[Entries from a visual dataset]
*****

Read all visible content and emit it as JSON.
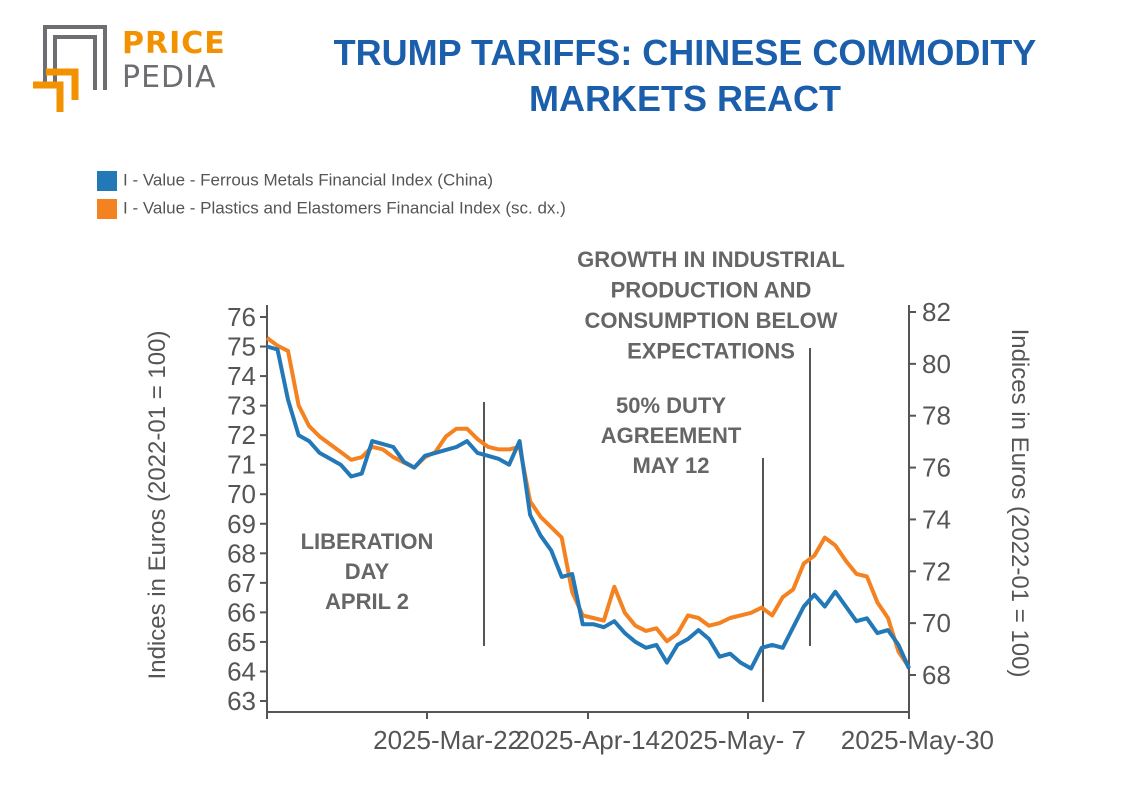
{
  "logo": {
    "line1": "PRICE",
    "line2": "PEDIA",
    "orange": "#f39200",
    "gray": "#6d6e71"
  },
  "title": {
    "line1": "TRUMP TARIFFS: CHINESE COMMODITY",
    "line2": "MARKETS REACT",
    "color": "#1b5eab"
  },
  "chart_data": {
    "type": "line",
    "x": [
      "2025-Mar-03",
      "2025-Mar-04",
      "2025-Mar-05",
      "2025-Mar-06",
      "2025-Mar-07",
      "2025-Mar-10",
      "2025-Mar-11",
      "2025-Mar-12",
      "2025-Mar-13",
      "2025-Mar-14",
      "2025-Mar-17",
      "2025-Mar-18",
      "2025-Mar-19",
      "2025-Mar-20",
      "2025-Mar-21",
      "2025-Mar-22",
      "2025-Mar-24",
      "2025-Mar-25",
      "2025-Mar-26",
      "2025-Mar-27",
      "2025-Mar-28",
      "2025-Mar-31",
      "2025-Apr-01",
      "2025-Apr-02",
      "2025-Apr-03",
      "2025-Apr-07",
      "2025-Apr-08",
      "2025-Apr-09",
      "2025-Apr-10",
      "2025-Apr-11",
      "2025-Apr-14",
      "2025-Apr-15",
      "2025-Apr-16",
      "2025-Apr-17",
      "2025-Apr-18",
      "2025-Apr-21",
      "2025-Apr-22",
      "2025-Apr-23",
      "2025-Apr-24",
      "2025-Apr-25",
      "2025-Apr-28",
      "2025-Apr-29",
      "2025-Apr-30",
      "2025-May-06",
      "2025-May-07",
      "2025-May-08",
      "2025-May-09",
      "2025-May-12",
      "2025-May-13",
      "2025-May-14",
      "2025-May-15",
      "2025-May-16",
      "2025-May-19",
      "2025-May-20",
      "2025-May-21",
      "2025-May-22",
      "2025-May-23",
      "2025-May-26",
      "2025-May-27",
      "2025-May-28",
      "2025-May-29",
      "2025-May-30"
    ],
    "series": [
      {
        "name": "I - Value - Ferrous Metals Financial Index (China)",
        "axis": "left",
        "color": "#2378b8",
        "values": [
          75.0,
          74.9,
          73.2,
          72.0,
          71.8,
          71.4,
          71.2,
          71.0,
          70.6,
          70.7,
          71.8,
          71.7,
          71.6,
          71.1,
          70.9,
          71.3,
          71.4,
          71.5,
          71.6,
          71.8,
          71.4,
          71.3,
          71.2,
          71.0,
          71.8,
          69.3,
          68.6,
          68.1,
          67.2,
          67.3,
          65.6,
          65.6,
          65.5,
          65.7,
          65.3,
          65.0,
          64.8,
          64.9,
          64.3,
          64.9,
          65.1,
          65.4,
          65.1,
          64.5,
          64.6,
          64.3,
          64.1,
          64.8,
          64.9,
          64.8,
          65.5,
          66.2,
          66.6,
          66.2,
          66.7,
          66.2,
          65.7,
          65.8,
          65.3,
          65.4,
          64.9,
          64.1
        ]
      },
      {
        "name": "I - Value - Plastics and Elastomers Financial Index (sc. dx.)",
        "axis": "right",
        "color": "#f58220",
        "values": [
          81.0,
          80.7,
          80.5,
          78.4,
          77.6,
          77.2,
          76.9,
          76.6,
          76.3,
          76.4,
          76.8,
          76.7,
          76.4,
          76.2,
          76.0,
          76.4,
          76.6,
          77.2,
          77.5,
          77.5,
          77.1,
          76.8,
          76.7,
          76.7,
          76.8,
          74.7,
          74.1,
          73.7,
          73.3,
          71.2,
          70.3,
          70.2,
          70.1,
          71.4,
          70.4,
          69.9,
          69.7,
          69.8,
          69.3,
          69.6,
          70.3,
          70.2,
          69.9,
          70.0,
          70.2,
          70.3,
          70.4,
          70.6,
          70.3,
          71.0,
          71.3,
          72.3,
          72.6,
          73.3,
          73.0,
          72.4,
          71.9,
          71.8,
          70.8,
          70.2,
          68.9,
          68.3
        ]
      }
    ],
    "y_left": {
      "title": "Indices in Euros (2022-01 = 100)",
      "min": 63,
      "max": 76,
      "ticks": [
        "76",
        "75",
        "74",
        "73",
        "72",
        "71",
        "70",
        "69",
        "68",
        "67",
        "66",
        "65",
        "64",
        "63"
      ]
    },
    "y_right": {
      "title": "Indices in Euros (2022-01 = 100)",
      "min": 68,
      "max": 82,
      "ticks": [
        "82",
        "80",
        "78",
        "76",
        "74",
        "72",
        "70",
        "68"
      ]
    },
    "x_tick_labels": [
      "2025-Mar-22",
      "2025-Apr-14",
      "2025-May- 7",
      "2025-May-30"
    ],
    "annotations": [
      {
        "lines": [
          "LIBERATION",
          "DAY",
          "APRIL 2"
        ],
        "date": "2025-Apr-02"
      },
      {
        "lines": [
          "50% DUTY",
          "AGREEMENT",
          "MAY 12"
        ],
        "date": "2025-May-12"
      },
      {
        "lines": [
          "GROWTH IN INDUSTRIAL",
          "PRODUCTION AND",
          "CONSUMPTION BELOW",
          "EXPECTATIONS"
        ],
        "date": "2025-May-19"
      }
    ]
  }
}
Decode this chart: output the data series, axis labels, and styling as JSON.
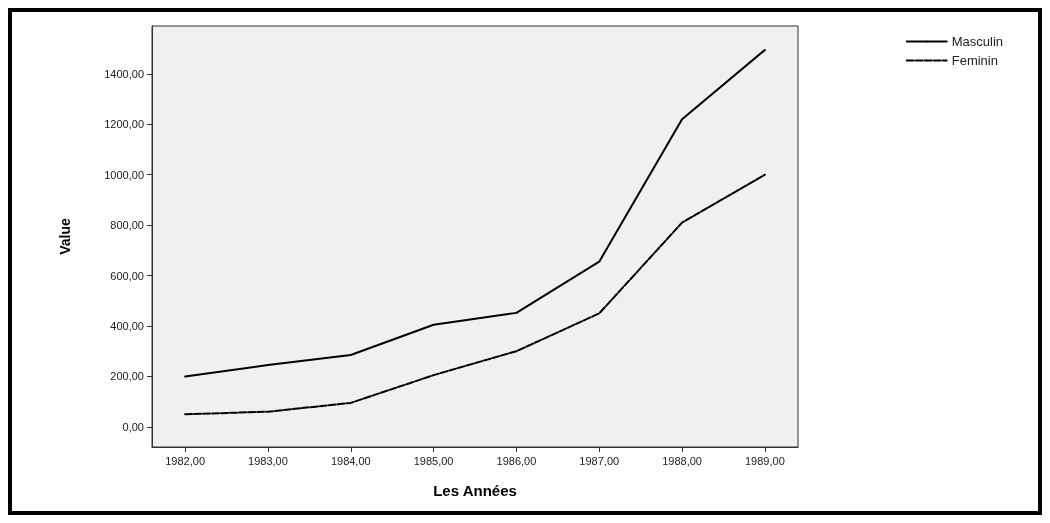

*****

Omitting all images, retype each line of the records precisely.

Read all visible content and emit it as JSON.
{
  "logo": {
    "line1": "PRICE",
    "line2": "PEDIA",
    "orange": "#f39200",
    "gray": "#6d6e71"
  },
  "title": {
    "line1": "TRUMP TARIFFS: CHINESE COMMODITY",
    "line2": "MARKETS REACT",
    "color": "#1b5eab"
  },
  "chart_data": {
    "type": "line",
    "x": [
      "2025-Mar-03",
      "2025-Mar-04",
      "2025-Mar-05",
      "2025-Mar-06",
      "2025-Mar-07",
      "2025-Mar-10",
      "2025-Mar-11",
      "2025-Mar-12",
      "2025-Mar-13",
      "2025-Mar-14",
      "2025-Mar-17",
      "2025-Mar-18",
      "2025-Mar-19",
      "2025-Mar-20",
      "2025-Mar-21",
      "2025-Mar-22",
      "2025-Mar-24",
      "2025-Mar-25",
      "2025-Mar-26",
      "2025-Mar-27",
      "2025-Mar-28",
      "2025-Mar-31",
      "2025-Apr-01",
      "2025-Apr-02",
      "2025-Apr-03",
      "2025-Apr-07",
      "2025-Apr-08",
      "2025-Apr-09",
      "2025-Apr-10",
      "2025-Apr-11",
      "2025-Apr-14",
      "2025-Apr-15",
      "2025-Apr-16",
      "2025-Apr-17",
      "2025-Apr-18",
      "2025-Apr-21",
      "2025-Apr-22",
      "2025-Apr-23",
      "2025-Apr-24",
      "2025-Apr-25",
      "2025-Apr-28",
      "2025-Apr-29",
      "2025-Apr-30",
      "2025-May-06",
      "2025-May-07",
      "2025-May-08",
      "2025-May-09",
      "2025-May-12",
      "2025-May-13",
      "2025-May-14",
      "2025-May-15",
      "2025-May-16",
      "2025-May-19",
      "2025-May-20",
      "2025-May-21",
      "2025-May-22",
      "2025-May-23",
      "2025-May-26",
      "2025-May-27",
      "2025-May-28",
      "2025-May-29",
      "2025-May-30"
    ],
    "series": [
      {
        "name": "I - Value - Ferrous Metals Financial Index (China)",
        "axis": "left",
        "color": "#2378b8",
        "values": [
          75.0,
          74.9,
          73.2,
          72.0,
          71.8,
          71.4,
          71.2,
          71.0,
          70.6,
          70.7,
          71.8,
          71.7,
          71.6,
          71.1,
          70.9,
          71.3,
          71.4,
          71.5,
          71.6,
          71.8,
          71.4,
          71.3,
          71.2,
          71.0,
          71.8,
          69.3,
          68.6,
          68.1,
          67.2,
          67.3,
          65.6,
          65.6,
          65.5,
          65.7,
          65.3,
          65.0,
          64.8,
          64.9,
          64.3,
          64.9,
          65.1,
          65.4,
          65.1,
          64.5,
          64.6,
          64.3,
          64.1,
          64.8,
          64.9,
          64.8,
          65.5,
          66.2,
          66.6,
          66.2,
          66.7,
          66.2,
          65.7,
          65.8,
          65.3,
          65.4,
          64.9,
          64.1
        ]
      },
      {
        "name": "I - Value - Plastics and Elastomers Financial Index (sc. dx.)",
        "axis": "right",
        "color": "#f58220",
        "values": [
          81.0,
          80.7,
          80.5,
          78.4,
          77.6,
          77.2,
          76.9,
          76.6,
          76.3,
          76.4,
          76.8,
          76.7,
          76.4,
          76.2,
          76.0,
          76.4,
          76.6,
          77.2,
          77.5,
          77.5,
          77.1,
          76.8,
          76.7,
          76.7,
          76.8,
          74.7,
          74.1,
          73.7,
          73.3,
          71.2,
          70.3,
          70.2,
          70.1,
          71.4,
          70.4,
          69.9,
          69.7,
          69.8,
          69.3,
          69.6,
          70.3,
          70.2,
          69.9,
          70.0,
          70.2,
          70.3,
          70.4,
          70.6,
          70.3,
          71.0,
          71.3,
          72.3,
          72.6,
          73.3,
          73.0,
          72.4,
          71.9,
          71.8,
          70.8,
          70.2,
          68.9,
          68.3
        ]
      }
    ],
    "y_left": {
      "title": "Indices in Euros (2022-01 = 100)",
      "min": 63,
      "max": 76,
      "ticks": [
        "76",
        "75",
        "74",
        "73",
        "72",
        "71",
        "70",
        "69",
        "68",
        "67",
        "66",
        "65",
        "64",
        "63"
      ]
    },
    "y_right": {
      "title": "Indices in Euros (2022-01 = 100)",
      "min": 68,
      "max": 82,
      "ticks": [
        "82",
        "80",
        "78",
        "76",
        "74",
        "72",
        "70",
        "68"
      ]
    },
    "x_tick_labels": [
      "2025-Mar-22",
      "2025-Apr-14",
      "2025-May- 7",
      "2025-May-30"
    ],
    "annotations": [
      {
        "lines": [
          "LIBERATION",
          "DAY",
          "APRIL 2"
        ],
        "date": "2025-Apr-02"
      },
      {
        "lines": [
          "50% DUTY",
          "AGREEMENT",
          "MAY 12"
        ],
        "date": "2025-May-12"
      },
      {
        "lines": [
          "GROWTH IN INDUSTRIAL",
          "PRODUCTION AND",
          "CONSUMPTION BELOW",
          "EXPECTATIONS"
        ],
        "date": "2025-May-19"
      }
    ]
  }
}
Decode this chart: output the data series, axis labels, and styling as JSON.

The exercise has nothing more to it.